In this exercise, reproduce all the entries that follow exactly.

═══ ENTRIES SUPPLIED

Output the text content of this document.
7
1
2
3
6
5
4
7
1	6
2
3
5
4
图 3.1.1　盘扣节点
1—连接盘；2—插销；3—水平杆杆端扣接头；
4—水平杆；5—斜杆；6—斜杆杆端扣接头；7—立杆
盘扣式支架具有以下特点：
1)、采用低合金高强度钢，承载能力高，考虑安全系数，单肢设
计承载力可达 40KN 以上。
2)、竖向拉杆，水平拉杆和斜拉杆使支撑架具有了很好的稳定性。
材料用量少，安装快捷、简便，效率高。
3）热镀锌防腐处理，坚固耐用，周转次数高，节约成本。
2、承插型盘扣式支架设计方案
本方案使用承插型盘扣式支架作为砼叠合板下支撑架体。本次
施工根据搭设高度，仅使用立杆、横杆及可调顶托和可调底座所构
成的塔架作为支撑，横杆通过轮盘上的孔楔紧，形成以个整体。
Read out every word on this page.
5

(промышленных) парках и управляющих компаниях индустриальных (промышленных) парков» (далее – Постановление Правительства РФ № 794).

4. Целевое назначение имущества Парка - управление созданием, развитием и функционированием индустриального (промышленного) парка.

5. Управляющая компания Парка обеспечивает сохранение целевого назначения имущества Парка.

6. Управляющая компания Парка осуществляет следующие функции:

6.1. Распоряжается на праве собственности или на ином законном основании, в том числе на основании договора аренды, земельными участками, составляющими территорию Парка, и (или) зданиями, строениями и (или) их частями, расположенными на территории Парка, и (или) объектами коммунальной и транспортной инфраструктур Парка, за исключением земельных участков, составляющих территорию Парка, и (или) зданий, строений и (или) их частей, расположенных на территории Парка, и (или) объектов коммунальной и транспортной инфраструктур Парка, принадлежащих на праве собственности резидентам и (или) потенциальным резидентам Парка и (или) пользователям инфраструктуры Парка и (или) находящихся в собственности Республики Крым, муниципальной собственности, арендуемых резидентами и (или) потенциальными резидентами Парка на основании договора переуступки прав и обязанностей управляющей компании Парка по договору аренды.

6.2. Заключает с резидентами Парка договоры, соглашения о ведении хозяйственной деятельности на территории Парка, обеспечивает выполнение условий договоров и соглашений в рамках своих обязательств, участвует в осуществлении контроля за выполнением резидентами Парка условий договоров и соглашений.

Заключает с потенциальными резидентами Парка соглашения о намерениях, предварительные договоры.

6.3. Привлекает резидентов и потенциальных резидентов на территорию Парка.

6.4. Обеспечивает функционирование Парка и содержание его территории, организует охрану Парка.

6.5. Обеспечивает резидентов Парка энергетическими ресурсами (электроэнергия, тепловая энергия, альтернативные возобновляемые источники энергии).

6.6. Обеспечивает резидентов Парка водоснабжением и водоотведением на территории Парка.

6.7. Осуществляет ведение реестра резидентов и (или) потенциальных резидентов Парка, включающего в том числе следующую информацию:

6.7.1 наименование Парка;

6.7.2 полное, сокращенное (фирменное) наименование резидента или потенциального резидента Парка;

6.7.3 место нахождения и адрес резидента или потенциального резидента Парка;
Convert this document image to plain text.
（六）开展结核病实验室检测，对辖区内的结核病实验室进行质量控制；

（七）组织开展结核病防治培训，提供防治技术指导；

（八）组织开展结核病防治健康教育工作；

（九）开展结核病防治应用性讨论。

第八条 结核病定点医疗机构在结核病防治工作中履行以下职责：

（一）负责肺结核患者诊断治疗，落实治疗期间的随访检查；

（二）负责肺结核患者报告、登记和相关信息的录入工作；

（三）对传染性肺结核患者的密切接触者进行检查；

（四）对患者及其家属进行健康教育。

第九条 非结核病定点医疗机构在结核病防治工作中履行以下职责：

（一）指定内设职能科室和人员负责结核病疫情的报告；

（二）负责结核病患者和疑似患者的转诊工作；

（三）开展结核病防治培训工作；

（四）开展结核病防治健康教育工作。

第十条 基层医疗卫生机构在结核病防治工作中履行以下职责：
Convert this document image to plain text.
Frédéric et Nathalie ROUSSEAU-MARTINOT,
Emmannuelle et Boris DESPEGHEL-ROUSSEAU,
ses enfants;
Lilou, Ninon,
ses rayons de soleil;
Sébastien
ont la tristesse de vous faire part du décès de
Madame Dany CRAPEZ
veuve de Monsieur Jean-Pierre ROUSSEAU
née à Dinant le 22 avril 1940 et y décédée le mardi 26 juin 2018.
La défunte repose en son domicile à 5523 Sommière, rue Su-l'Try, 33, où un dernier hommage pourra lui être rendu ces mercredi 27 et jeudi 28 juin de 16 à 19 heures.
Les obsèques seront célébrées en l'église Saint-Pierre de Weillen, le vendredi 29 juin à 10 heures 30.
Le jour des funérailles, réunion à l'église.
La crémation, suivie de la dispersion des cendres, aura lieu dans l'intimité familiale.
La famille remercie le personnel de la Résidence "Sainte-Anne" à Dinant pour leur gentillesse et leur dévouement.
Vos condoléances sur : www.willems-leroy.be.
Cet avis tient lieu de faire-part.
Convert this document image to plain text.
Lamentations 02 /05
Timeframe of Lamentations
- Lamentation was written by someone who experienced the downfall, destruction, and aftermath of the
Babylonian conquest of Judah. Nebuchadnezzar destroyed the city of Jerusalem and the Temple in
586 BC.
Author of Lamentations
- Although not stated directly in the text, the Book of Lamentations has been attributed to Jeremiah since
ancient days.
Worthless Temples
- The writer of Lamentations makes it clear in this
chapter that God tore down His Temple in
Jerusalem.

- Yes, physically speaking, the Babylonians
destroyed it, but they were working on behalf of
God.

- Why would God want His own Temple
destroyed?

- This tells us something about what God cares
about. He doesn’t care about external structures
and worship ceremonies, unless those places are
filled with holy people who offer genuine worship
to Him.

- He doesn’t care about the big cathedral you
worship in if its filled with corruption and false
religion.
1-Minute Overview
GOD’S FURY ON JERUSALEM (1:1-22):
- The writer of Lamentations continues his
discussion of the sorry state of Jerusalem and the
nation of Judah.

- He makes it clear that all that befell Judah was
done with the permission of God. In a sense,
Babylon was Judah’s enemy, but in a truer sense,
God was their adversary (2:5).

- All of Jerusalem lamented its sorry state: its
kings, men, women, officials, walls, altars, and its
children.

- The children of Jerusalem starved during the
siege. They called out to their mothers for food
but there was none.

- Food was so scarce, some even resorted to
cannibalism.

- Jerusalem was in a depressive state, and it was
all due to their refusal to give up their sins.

══════

**RESPONSE TO THIS EXERCISE**
Output the text content of this document.
7
1
2
3
6
5
4
7
1	6
2
3
5
4
图 3.1.1　盘扣节点
1—连接盘；2—插销；3—水平杆杆端扣接头；
4—水平杆；5—斜杆；6—斜杆杆端扣接头；7—立杆
盘扣式支架具有以下特点：
1)、采用低合金高强度钢，承载能力高，考虑安全系数，单肢设
计承载力可达 40KN 以上。
2)、竖向拉杆，水平拉杆和斜拉杆使支撑架具有了很好的稳定性。
材料用量少，安装快捷、简便，效率高。
3）热镀锌防腐处理，坚固耐用，周转次数高，节约成本。
2、承插型盘扣式支架设计方案
本方案使用承插型盘扣式支架作为砼叠合板下支撑架体。本次
施工根据搭设高度，仅使用立杆、横杆及可调顶托和可调底座所构
成的塔架作为支撑，横杆通过轮盘上的孔楔紧，形成以个整体。
Read out every word on this page.
5

(промышленных) парках и управляющих компаниях индустриальных (промышленных) парков» (далее – Постановление Правительства РФ № 794).

4. Целевое назначение имущества Парка - управление созданием, развитием и функционированием индустриального (промышленного) парка.

5. Управляющая компания Парка обеспечивает сохранение целевого назначения имущества Парка.

6. Управляющая компания Парка осуществляет следующие функции:

6.1. Распоряжается на праве собственности или на ином законном основании, в том числе на основании договора аренды, земельными участками, составляющими территорию Парка, и (или) зданиями, строениями и (или) их частями, расположенными на территории Парка, и (или) объектами коммунальной и транспортной инфраструктур Парка, за исключением земельных участков, составляющих территорию Парка, и (или) зданий, строений и (или) их частей, расположенных на территории Парка, и (или) объектов коммунальной и транспортной инфраструктур Парка, принадлежащих на праве собственности резидентам и (или) потенциальным резидентам Парка и (или) пользователям инфраструктуры Парка и (или) находящихся в собственности Республики Крым, муниципальной собственности, арендуемых резидентами и (или) потенциальными резидентами Парка на основании договора переуступки прав и обязанностей управляющей компании Парка по договору аренды.

6.2. Заключает с резидентами Парка договоры, соглашения о ведении хозяйственной деятельности на территории Парка, обеспечивает выполнение условий договоров и соглашений в рамках своих обязательств, участвует в осуществлении контроля за выполнением резидентами Парка условий договоров и соглашений.

Заключает с потенциальными резидентами Парка соглашения о намерениях, предварительные договоры.

6.3. Привлекает резидентов и потенциальных резидентов на территорию Парка.

6.4. Обеспечивает функционирование Парка и содержание его территории, организует охрану Парка.

6.5. Обеспечивает резидентов Парка энергетическими ресурсами (электроэнергия, тепловая энергия, альтернативные возобновляемые источники энергии).

6.6. Обеспечивает резидентов Парка водоснабжением и водоотведением на территории Парка.

6.7. Осуществляет ведение реестра резидентов и (или) потенциальных резидентов Парка, включающего в том числе следующую информацию:

6.7.1 наименование Парка;

6.7.2 полное, сокращенное (фирменное) наименование резидента или потенциального резидента Парка;

6.7.3 место нахождения и адрес резидента или потенциального резидента Парка;
Convert this document image to plain text.
（六）开展结核病实验室检测，对辖区内的结核病实验室进行质量控制；

（七）组织开展结核病防治培训，提供防治技术指导；

（八）组织开展结核病防治健康教育工作；

（九）开展结核病防治应用性讨论。

第八条 结核病定点医疗机构在结核病防治工作中履行以下职责：

（一）负责肺结核患者诊断治疗，落实治疗期间的随访检查；

（二）负责肺结核患者报告、登记和相关信息的录入工作；

（三）对传染性肺结核患者的密切接触者进行检查；

（四）对患者及其家属进行健康教育。

第九条 非结核病定点医疗机构在结核病防治工作中履行以下职责：

（一）指定内设职能科室和人员负责结核病疫情的报告；

（二）负责结核病患者和疑似患者的转诊工作；

（三）开展结核病防治培训工作；

（四）开展结核病防治健康教育工作。

第十条 基层医疗卫生机构在结核病防治工作中履行以下职责：
Convert this document image to plain text.
Frédéric et Nathalie ROUSSEAU-MARTINOT,
Emmannuelle et Boris DESPEGHEL-ROUSSEAU,
ses enfants;
Lilou, Ninon,
ses rayons de soleil;
Sébastien
ont la tristesse de vous faire part du décès de
Madame Dany CRAPEZ
veuve de Monsieur Jean-Pierre ROUSSEAU
née à Dinant le 22 avril 1940 et y décédée le mardi 26 juin 2018.
La défunte repose en son domicile à 5523 Sommière, rue Su-l'Try, 33, où un dernier hommage pourra lui être rendu ces mercredi 27 et jeudi 28 juin de 16 à 19 heures.
Les obsèques seront célébrées en l'église Saint-Pierre de Weillen, le vendredi 29 juin à 10 heures 30.
Le jour des funérailles, réunion à l'église.
La crémation, suivie de la dispersion des cendres, aura lieu dans l'intimité familiale.
La famille remercie le personnel de la Résidence "Sainte-Anne" à Dinant pour leur gentillesse et leur dévouement.
Vos condoléances sur : www.willems-leroy.be.
Cet avis tient lieu de faire-part.
Convert this document image to plain text.
Lamentations 02 /05
Timeframe of Lamentations
- Lamentation was written by someone who experienced the downfall, destruction, and aftermath of the
Babylonian conquest of Judah. Nebuchadnezzar destroyed the city of Jerusalem and the Temple in
586 BC.
Author of Lamentations
- Although not stated directly in the text, the Book of Lamentations has been attributed to Jeremiah since
ancient days.
Worthless Temples
- The writer of Lamentations makes it clear in this
chapter that God tore down His Temple in
Jerusalem.

- Yes, physically speaking, the Babylonians
destroyed it, but they were working on behalf of
God.

- Why would God want His own Temple
destroyed?

- This tells us something about what God cares
about. He doesn’t care about external structures
and worship ceremonies, unless those places are
filled with holy people who offer genuine worship
to Him.

- He doesn’t care about the big cathedral you
worship in if its filled with corruption and false
religion.
1-Minute Overview
GOD’S FURY ON JERUSALEM (1:1-22):
- The writer of Lamentations continues his
discussion of the sorry state of Jerusalem and the
nation of Judah.

- He makes it clear that all that befell Judah was
done with the permission of God. In a sense,
Babylon was Judah’s enemy, but in a truer sense,
God was their adversary (2:5).

- All of Jerusalem lamented its sorry state: its
kings, men, women, officials, walls, altars, and its
children.

- The children of Jerusalem starved during the
siege. They called out to their mothers for food
but there was none.

- Food was so scarce, some even resorted to
cannibalism.

- Jerusalem was in a depressive state, and it was
all due to their refusal to give up their sins.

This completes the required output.